*What the task asks*:
A verbatim copy of every record is needed.

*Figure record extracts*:
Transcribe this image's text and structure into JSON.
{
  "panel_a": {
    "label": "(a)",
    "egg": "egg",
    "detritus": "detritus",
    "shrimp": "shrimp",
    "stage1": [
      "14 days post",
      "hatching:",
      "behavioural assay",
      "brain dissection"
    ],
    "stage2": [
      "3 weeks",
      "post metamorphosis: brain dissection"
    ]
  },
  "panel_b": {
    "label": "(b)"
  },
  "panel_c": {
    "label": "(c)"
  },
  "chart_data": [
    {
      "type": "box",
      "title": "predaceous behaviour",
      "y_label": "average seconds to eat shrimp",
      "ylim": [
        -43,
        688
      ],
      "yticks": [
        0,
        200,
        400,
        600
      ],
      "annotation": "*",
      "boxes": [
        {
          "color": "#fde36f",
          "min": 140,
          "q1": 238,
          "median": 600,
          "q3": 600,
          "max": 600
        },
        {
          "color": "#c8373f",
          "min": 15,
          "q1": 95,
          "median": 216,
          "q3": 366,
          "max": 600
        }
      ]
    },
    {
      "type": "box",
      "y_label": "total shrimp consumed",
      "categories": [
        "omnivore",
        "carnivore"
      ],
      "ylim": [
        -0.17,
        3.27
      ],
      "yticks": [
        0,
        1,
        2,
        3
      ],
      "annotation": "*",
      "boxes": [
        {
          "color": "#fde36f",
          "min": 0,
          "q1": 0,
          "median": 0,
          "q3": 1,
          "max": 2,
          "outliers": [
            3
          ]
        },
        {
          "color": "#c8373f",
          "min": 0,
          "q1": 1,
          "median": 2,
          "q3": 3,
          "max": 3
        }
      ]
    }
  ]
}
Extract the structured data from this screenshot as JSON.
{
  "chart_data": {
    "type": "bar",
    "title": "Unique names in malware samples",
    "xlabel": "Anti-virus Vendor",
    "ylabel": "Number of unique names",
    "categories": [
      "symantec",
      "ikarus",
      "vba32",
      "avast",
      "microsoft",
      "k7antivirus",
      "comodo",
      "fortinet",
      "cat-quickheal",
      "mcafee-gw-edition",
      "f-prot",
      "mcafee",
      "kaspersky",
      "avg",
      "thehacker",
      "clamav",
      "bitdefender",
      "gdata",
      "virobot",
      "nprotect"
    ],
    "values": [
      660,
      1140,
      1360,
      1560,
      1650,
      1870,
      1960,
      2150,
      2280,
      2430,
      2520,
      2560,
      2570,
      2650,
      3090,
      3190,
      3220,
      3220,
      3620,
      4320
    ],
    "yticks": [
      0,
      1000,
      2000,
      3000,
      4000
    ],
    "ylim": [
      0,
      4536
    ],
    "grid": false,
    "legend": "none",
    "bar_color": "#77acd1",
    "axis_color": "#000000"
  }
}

*Solved exercise*:
Transcribe this image's text and structure into JSON.
{
  "panel_a": {
    "label": "(a)",
    "egg": "egg",
    "detritus": "detritus",
    "shrimp": "shrimp",
    "stage1": [
      "14 days post",
      "hatching:",
      "behavioural assay",
      "brain dissection"
    ],
    "stage2": [
      "3 weeks",
      "post metamorphosis: brain dissection"
    ]
  },
  "panel_b": {
    "label": "(b)"
  },
  "panel_c": {
    "label": "(c)"
  },
  "chart_data": [
    {
      "type": "box",
      "title": "predaceous behaviour",
      "y_label": "average seconds to eat shrimp",
      "ylim": [
        -43,
        688
      ],
      "yticks": [
        0,
        200,
        400,
        600
      ],
      "annotation": "*",
      "boxes": [
        {
          "color": "#fde36f",
          "min": 140,
          "q1": 238,
          "median": 600,
          "q3": 600,
          "max": 600
        },
        {
          "color": "#c8373f",
          "min": 15,
          "q1": 95,
          "median": 216,
          "q3": 366,
          "max": 600
        }
      ]
    },
    {
      "type": "box",
      "y_label": "total shrimp consumed",
      "categories": [
        "omnivore",
        "carnivore"
      ],
      "ylim": [
        -0.17,
        3.27
      ],
      "yticks": [
        0,
        1,
        2,
        3
      ],
      "annotation": "*",
      "boxes": [
        {
          "color": "#fde36f",
          "min": 0,
          "q1": 0,
          "median": 0,
          "q3": 1,
          "max": 2,
          "outliers": [
            3
          ]
        },
        {
          "color": "#c8373f",
          "min": 0,
          "q1": 1,
          "median": 2,
          "q3": 3,
          "max": 3
        }
      ]
    }
  ]
}
Extract the structured data from this screenshot as JSON.
{
  "chart_data": {
    "type": "bar",
    "title": "Unique names in malware samples",
    "xlabel": "Anti-virus Vendor",
    "ylabel": "Number of unique names",
    "categories": [
      "symantec",
      "ikarus",
      "vba32",
      "avast",
      "microsoft",
      "k7antivirus",
      "comodo",
      "fortinet",
      "cat-quickheal",
      "mcafee-gw-edition",
      "f-prot",
      "mcafee",
      "kaspersky",
      "avg",
      "thehacker",
      "clamav",
      "bitdefender",
      "gdata",
      "virobot",
      "nprotect"
    ],
    "values": [
      660,
      1140,
      1360,
      1560,
      1650,
      1870,
      1960,
      2150,
      2280,
      2430,
      2520,
      2560,
      2570,
      2650,
      3090,
      3190,
      3220,
      3220,
      3620,
      4320
    ],
    "yticks": [
      0,
      1000,
      2000,
      3000,
      4000
    ],
    "ylim": [
      0,
      4536
    ],
    "grid": false,
    "legend": "none",
    "bar_color": "#77acd1",
    "axis_color": "#000000"
  }
}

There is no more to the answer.